*Requirements:*
Print, exactly and completely, every entry in the data.

Dataset records:
----
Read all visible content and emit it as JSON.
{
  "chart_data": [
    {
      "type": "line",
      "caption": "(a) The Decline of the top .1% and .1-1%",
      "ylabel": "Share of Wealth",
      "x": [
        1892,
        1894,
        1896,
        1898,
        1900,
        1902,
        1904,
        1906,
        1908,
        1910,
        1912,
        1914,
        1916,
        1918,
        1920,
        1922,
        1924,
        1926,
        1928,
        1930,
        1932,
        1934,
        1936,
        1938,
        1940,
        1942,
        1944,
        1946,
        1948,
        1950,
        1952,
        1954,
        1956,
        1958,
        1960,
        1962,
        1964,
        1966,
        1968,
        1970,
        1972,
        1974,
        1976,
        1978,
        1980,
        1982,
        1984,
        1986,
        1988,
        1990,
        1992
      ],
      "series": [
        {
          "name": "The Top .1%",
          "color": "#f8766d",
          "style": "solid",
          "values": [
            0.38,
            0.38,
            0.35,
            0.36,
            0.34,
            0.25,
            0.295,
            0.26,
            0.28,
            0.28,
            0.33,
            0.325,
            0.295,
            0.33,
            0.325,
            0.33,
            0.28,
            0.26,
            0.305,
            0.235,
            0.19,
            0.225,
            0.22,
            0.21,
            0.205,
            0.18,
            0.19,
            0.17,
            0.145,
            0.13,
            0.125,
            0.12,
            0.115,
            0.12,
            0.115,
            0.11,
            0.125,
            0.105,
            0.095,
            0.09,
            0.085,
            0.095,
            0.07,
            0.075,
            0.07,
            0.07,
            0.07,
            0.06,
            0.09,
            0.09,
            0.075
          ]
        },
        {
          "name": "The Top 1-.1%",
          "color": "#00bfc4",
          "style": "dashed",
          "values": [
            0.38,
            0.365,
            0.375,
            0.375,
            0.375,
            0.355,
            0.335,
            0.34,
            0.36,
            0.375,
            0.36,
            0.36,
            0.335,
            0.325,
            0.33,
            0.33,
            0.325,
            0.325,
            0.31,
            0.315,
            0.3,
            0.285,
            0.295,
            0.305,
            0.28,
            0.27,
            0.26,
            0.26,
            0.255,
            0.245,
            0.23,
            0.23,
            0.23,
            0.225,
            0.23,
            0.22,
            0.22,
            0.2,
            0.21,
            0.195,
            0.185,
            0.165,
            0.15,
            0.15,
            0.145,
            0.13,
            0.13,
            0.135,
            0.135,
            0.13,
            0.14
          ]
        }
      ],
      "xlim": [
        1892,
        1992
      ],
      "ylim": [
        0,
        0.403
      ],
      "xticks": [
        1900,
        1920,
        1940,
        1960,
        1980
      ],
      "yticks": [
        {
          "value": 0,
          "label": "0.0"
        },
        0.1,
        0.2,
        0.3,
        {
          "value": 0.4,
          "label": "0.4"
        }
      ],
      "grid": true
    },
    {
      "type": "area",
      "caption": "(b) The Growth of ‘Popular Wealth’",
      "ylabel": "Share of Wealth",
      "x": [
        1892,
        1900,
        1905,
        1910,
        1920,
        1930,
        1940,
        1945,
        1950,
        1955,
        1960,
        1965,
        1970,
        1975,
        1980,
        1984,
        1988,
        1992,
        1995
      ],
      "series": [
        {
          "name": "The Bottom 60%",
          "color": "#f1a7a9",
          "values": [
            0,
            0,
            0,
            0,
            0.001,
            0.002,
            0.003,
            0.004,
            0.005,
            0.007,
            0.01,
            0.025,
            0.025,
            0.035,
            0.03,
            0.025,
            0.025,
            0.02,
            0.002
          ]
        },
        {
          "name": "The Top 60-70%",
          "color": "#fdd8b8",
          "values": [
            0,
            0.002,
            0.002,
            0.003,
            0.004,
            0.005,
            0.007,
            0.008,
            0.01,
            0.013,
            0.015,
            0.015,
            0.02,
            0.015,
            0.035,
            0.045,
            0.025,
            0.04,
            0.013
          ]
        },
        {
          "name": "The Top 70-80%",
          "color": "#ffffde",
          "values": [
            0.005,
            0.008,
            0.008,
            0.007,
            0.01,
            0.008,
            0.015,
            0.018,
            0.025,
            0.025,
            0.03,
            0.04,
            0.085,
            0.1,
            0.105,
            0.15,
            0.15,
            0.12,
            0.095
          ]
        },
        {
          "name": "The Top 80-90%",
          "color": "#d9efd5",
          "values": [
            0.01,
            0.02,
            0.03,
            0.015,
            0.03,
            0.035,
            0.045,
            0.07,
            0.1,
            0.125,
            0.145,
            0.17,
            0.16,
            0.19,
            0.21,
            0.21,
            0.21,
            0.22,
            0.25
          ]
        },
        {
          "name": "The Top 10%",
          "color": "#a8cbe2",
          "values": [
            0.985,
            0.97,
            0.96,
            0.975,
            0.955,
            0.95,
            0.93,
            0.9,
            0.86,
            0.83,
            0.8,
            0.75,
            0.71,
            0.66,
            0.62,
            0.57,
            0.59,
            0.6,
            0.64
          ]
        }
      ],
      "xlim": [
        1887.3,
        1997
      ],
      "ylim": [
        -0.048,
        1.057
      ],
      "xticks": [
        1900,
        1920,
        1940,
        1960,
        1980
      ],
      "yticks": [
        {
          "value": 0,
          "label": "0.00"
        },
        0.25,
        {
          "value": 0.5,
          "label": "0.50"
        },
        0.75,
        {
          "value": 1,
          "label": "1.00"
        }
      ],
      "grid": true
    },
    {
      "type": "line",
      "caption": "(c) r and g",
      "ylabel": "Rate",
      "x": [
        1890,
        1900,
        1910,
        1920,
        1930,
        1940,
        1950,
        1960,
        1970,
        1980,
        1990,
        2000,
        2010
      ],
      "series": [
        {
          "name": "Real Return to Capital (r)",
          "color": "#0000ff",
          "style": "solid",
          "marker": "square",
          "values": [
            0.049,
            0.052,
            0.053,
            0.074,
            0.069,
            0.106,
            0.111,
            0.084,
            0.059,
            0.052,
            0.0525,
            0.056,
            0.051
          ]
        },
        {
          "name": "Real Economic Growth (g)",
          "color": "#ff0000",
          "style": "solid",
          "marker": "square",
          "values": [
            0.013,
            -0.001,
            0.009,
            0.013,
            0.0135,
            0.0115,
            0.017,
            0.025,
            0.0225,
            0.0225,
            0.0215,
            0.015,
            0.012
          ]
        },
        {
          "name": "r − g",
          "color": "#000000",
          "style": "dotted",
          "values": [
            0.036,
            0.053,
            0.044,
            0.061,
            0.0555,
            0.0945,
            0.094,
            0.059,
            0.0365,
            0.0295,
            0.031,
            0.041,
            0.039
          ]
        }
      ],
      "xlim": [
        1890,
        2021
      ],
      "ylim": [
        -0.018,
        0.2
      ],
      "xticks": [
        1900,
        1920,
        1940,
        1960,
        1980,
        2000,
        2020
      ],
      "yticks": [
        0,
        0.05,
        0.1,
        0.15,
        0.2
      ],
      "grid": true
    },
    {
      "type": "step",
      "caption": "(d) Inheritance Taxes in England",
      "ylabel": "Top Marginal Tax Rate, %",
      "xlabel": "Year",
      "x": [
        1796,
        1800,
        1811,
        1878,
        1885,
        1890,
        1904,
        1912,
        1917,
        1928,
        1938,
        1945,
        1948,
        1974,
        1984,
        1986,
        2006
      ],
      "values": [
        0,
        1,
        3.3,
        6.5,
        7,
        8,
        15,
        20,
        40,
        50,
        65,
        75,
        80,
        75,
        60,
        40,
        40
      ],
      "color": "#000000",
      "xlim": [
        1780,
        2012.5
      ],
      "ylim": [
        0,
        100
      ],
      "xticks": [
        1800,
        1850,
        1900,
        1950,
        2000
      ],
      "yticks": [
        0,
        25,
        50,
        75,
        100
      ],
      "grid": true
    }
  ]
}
----
*Task output:*
Read all visible content and emit it as JSON.
{
  "chart_data": [
    {
      "type": "line",
      "caption": "(a) The Decline of the top .1% and .1-1%",
      "ylabel": "Share of Wealth",
      "x": [
        1892,
        1894,
        1896,
        1898,
        1900,
        1902,
        1904,
        1906,
        1908,
        1910,
        1912,
        1914,
        1916,
        1918,
        1920,
        1922,
        1924,
        1926,
        1928,
        1930,
        1932,
        1934,
        1936,
        1938,
        1940,
        1942,
        1944,
        1946,
        1948,
        1950,
        1952,
        1954,
        1956,
        1958,
        1960,
        1962,
        1964,
        1966,
        1968,
        1970,
        1972,
        1974,
        1976,
        1978,
        1980,
        1982,
        1984,
        1986,
        1988,
        1990,
        1992
      ],
      "series": [
        {
          "name": "The Top .1%",
          "color": "#f8766d",
          "style": "solid",
          "values": [
            0.38,
            0.38,
            0.35,
            0.36,
            0.34,
            0.25,
            0.295,
            0.26,
            0.28,
            0.28,
            0.33,
            0.325,
            0.295,
            0.33,
            0.325,
            0.33,
            0.28,
            0.26,
            0.305,
            0.235,
            0.19,
            0.225,
            0.22,
            0.21,
            0.205,
            0.18,
            0.19,
            0.17,
            0.145,
            0.13,
            0.125,
            0.12,
            0.115,
            0.12,
            0.115,
            0.11,
            0.125,
            0.105,
            0.095,
            0.09,
            0.085,
            0.095,
            0.07,
            0.075,
            0.07,
            0.07,
            0.07,
            0.06,
            0.09,
            0.09,
            0.075
          ]
        },
        {
          "name": "The Top 1-.1%",
          "color": "#00bfc4",
          "style": "dashed",
          "values": [
            0.38,
            0.365,
            0.375,
            0.375,
            0.375,
            0.355,
            0.335,
            0.34,
            0.36,
            0.375,
            0.36,
            0.36,
            0.335,
            0.325,
            0.33,
            0.33,
            0.325,
            0.325,
            0.31,
            0.315,
            0.3,
            0.285,
            0.295,
            0.305,
            0.28,
            0.27,
            0.26,
            0.26,
            0.255,
            0.245,
            0.23,
            0.23,
            0.23,
            0.225,
            0.23,
            0.22,
            0.22,
            0.2,
            0.21,
            0.195,
            0.185,
            0.165,
            0.15,
            0.15,
            0.145,
            0.13,
            0.13,
            0.135,
            0.135,
            0.13,
            0.14
          ]
        }
      ],
      "xlim": [
        1892,
        1992
      ],
      "ylim": [
        0,
        0.403
      ],
      "xticks": [
        1900,
        1920,
        1940,
        1960,
        1980
      ],
      "yticks": [
        {
          "value": 0,
          "label": "0.0"
        },
        0.1,
        0.2,
        0.3,
        {
          "value": 0.4,
          "label": "0.4"
        }
      ],
      "grid": true
    },
    {
      "type": "area",
      "caption": "(b) The Growth of ‘Popular Wealth’",
      "ylabel": "Share of Wealth",
      "x": [
        1892,
        1900,
        1905,
        1910,
        1920,
        1930,
        1940,
        1945,
        1950,
        1955,
        1960,
        1965,
        1970,
        1975,
        1980,
        1984,
        1988,
        1992,
        1995
      ],
      "series": [
        {
          "name": "The Bottom 60%",
          "color": "#f1a7a9",
          "values": [
            0,
            0,
            0,
            0,
            0.001,
            0.002,
            0.003,
            0.004,
            0.005,
            0.007,
            0.01,
            0.025,
            0.025,
            0.035,
            0.03,
            0.025,
            0.025,
            0.02,
            0.002
          ]
        },
        {
          "name": "The Top 60-70%",
          "color": "#fdd8b8",
          "values": [
            0,
            0.002,
            0.002,
            0.003,
            0.004,
            0.005,
            0.007,
            0.008,
            0.01,
            0.013,
            0.015,
            0.015,
            0.02,
            0.015,
            0.035,
            0.045,
            0.025,
            0.04,
            0.013
          ]
        },
        {
          "name": "The Top 70-80%",
          "color": "#ffffde",
          "values": [
            0.005,
            0.008,
            0.008,
            0.007,
            0.01,
            0.008,
            0.015,
            0.018,
            0.025,
            0.025,
            0.03,
            0.04,
            0.085,
            0.1,
            0.105,
            0.15,
            0.15,
            0.12,
            0.095
          ]
        },
        {
          "name": "The Top 80-90%",
          "color": "#d9efd5",
          "values": [
            0.01,
            0.02,
            0.03,
            0.015,
            0.03,
            0.035,
            0.045,
            0.07,
            0.1,
            0.125,
            0.145,
            0.17,
            0.16,
            0.19,
            0.21,
            0.21,
            0.21,
            0.22,
            0.25
          ]
        },
        {
          "name": "The Top 10%",
          "color": "#a8cbe2",
          "values": [
            0.985,
            0.97,
            0.96,
            0.975,
            0.955,
            0.95,
            0.93,
            0.9,
            0.86,
            0.83,
            0.8,
            0.75,
            0.71,
            0.66,
            0.62,
            0.57,
            0.59,
            0.6,
            0.64
          ]
        }
      ],
      "xlim": [
        1887.3,
        1997
      ],
      "ylim": [
        -0.048,
        1.057
      ],
      "xticks": [
        1900,
        1920,
        1940,
        1960,
        1980
      ],
      "yticks": [
        {
          "value": 0,
          "label": "0.00"
        },
        0.25,
        {
          "value": 0.5,
          "label": "0.50"
        },
        0.75,
        {
          "value": 1,
          "label": "1.00"
        }
      ],
      "grid": true
    },
    {
      "type": "line",
      "caption": "(c) r and g",
      "ylabel": "Rate",
      "x": [
        1890,
        1900,
        1910,
        1920,
        1930,
        1940,
        1950,
        1960,
        1970,
        1980,
        1990,
        2000,
        2010
      ],
      "series": [
        {
          "name": "Real Return to Capital (r)",
          "color": "#0000ff",
          "style": "solid",
          "marker": "square",
          "values": [
            0.049,
            0.052,
            0.053,
            0.074,
            0.069,
            0.106,
            0.111,
            0.084,
            0.059,
            0.052,
            0.0525,
            0.056,
            0.051
          ]
        },
        {
          "name": "Real Economic Growth (g)",
          "color": "#ff0000",
          "style": "solid",
          "marker": "square",
          "values": [
            0.013,
            -0.001,
            0.009,
            0.013,
            0.0135,
            0.0115,
            0.017,
            0.025,
            0.0225,
            0.0225,
            0.0215,
            0.015,
            0.012
          ]
        },
        {
          "name": "r − g",
          "color": "#000000",
          "style": "dotted",
          "values": [
            0.036,
            0.053,
            0.044,
            0.061,
            0.0555,
            0.0945,
            0.094,
            0.059,
            0.0365,
            0.0295,
            0.031,
            0.041,
            0.039
          ]
        }
      ],
      "xlim": [
        1890,
        2021
      ],
      "ylim": [
        -0.018,
        0.2
      ],
      "xticks": [
        1900,
        1920,
        1940,
        1960,
        1980,
        2000,
        2020
      ],
      "yticks": [
        0,
        0.05,
        0.1,
        0.15,
        0.2
      ],
      "grid": true
    },
    {
      "type": "step",
      "caption": "(d) Inheritance Taxes in England",
      "ylabel": "Top Marginal Tax Rate, %",
      "xlabel": "Year",
      "x": [
        1796,
        1800,
        1811,
        1878,
        1885,
        1890,
        1904,
        1912,
        1917,
        1928,
        1938,
        1945,
        1948,
        1974,
        1984,
        1986,
        2006
      ],
      "values": [
        0,
        1,
        3.3,
        6.5,
        7,
        8,
        15,
        20,
        40,
        50,
        65,
        75,
        80,
        75,
        60,
        40,
        40
      ],
      "color": "#000000",
      "xlim": [
        1780,
        2012.5
      ],
      "ylim": [
        0,
        100
      ],
      "xticks": [
        1800,
        1850,
        1900,
        1950,
        2000
      ],
      "yticks": [
        0,
        25,
        50,
        75,
        100
      ],
      "grid": true
    }
  ]
}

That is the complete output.